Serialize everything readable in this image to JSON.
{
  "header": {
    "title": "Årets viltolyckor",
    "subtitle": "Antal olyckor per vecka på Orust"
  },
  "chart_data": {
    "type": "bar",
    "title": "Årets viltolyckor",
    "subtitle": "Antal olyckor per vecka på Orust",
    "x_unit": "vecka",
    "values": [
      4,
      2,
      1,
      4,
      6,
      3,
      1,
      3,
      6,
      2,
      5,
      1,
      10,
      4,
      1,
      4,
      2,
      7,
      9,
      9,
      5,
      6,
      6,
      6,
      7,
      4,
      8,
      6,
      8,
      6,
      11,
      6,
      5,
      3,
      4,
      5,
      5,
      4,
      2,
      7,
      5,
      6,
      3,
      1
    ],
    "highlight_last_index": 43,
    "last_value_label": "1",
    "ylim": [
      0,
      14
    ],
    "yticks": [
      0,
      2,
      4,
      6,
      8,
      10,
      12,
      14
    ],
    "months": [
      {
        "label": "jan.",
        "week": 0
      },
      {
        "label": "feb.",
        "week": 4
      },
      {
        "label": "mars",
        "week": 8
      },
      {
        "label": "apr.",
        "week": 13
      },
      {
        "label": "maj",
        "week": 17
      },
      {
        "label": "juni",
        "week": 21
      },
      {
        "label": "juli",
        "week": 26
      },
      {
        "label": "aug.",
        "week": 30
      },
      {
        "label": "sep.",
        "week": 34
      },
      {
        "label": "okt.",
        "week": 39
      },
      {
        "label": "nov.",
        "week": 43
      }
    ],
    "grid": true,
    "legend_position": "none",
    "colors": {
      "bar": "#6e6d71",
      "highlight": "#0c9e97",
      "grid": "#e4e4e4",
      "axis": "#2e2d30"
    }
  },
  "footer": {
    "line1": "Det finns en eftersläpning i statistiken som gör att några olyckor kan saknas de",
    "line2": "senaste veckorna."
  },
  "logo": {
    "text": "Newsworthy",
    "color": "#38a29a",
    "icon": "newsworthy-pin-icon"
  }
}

• **Exercise task**
Reproduce every record above exactly as it appears.

• **Response**
Serialize everything readable in this image to JSON.
{
  "header": {
    "title": "Årets viltolyckor",
    "subtitle": "Antal olyckor per vecka på Orust"
  },
  "chart_data": {
    "type": "bar",
    "title": "Årets viltolyckor",
    "subtitle": "Antal olyckor per vecka på Orust",
    "x_unit": "vecka",
    "values": [
      4,
      2,
      1,
      4,
      6,
      3,
      1,
      3,
      6,
      2,
      5,
      1,
      10,
      4,
      1,
      4,
      2,
      7,
      9,
      9,
      5,
      6,
      6,
      6,
      7,
      4,
      8,
      6,
      8,
      6,
      11,
      6,
      5,
      3,
      4,
      5,
      5,
      4,
      2,
      7,
      5,
      6,
      3,
      1
    ],
    "highlight_last_index": 43,
    "last_value_label": "1",
    "ylim": [
      0,
      14
    ],
    "yticks": [
      0,
      2,
      4,
      6,
      8,
      10,
      12,
      14
    ],
    "months": [
      {
        "label": "jan.",
        "week": 0
      },
      {
        "label": "feb.",
        "week": 4
      },
      {
        "label": "mars",
        "week": 8
      },
      {
        "label": "apr.",
        "week": 13
      },
      {
        "label": "maj",
        "week": 17
      },
      {
        "label": "juni",
        "week": 21
      },
      {
        "label": "juli",
        "week": 26
      },
      {
        "label": "aug.",
        "week": 30
      },
      {
        "label": "sep.",
        "week": 34
      },
      {
        "label": "okt.",
        "week": 39
      },
      {
        "label": "nov.",
        "week": 43
      }
    ],
    "grid": true,
    "legend_position": "none",
    "colors": {
      "bar": "#6e6d71",
      "highlight": "#0c9e97",
      "grid": "#e4e4e4",
      "axis": "#2e2d30"
    }
  },
  "footer": {
    "line1": "Det finns en eftersläpning i statistiken som gör att några olyckor kan saknas de",
    "line2": "senaste veckorna."
  },
  "logo": {
    "text": "Newsworthy",
    "color": "#38a29a",
    "icon": "newsworthy-pin-icon"
  }
}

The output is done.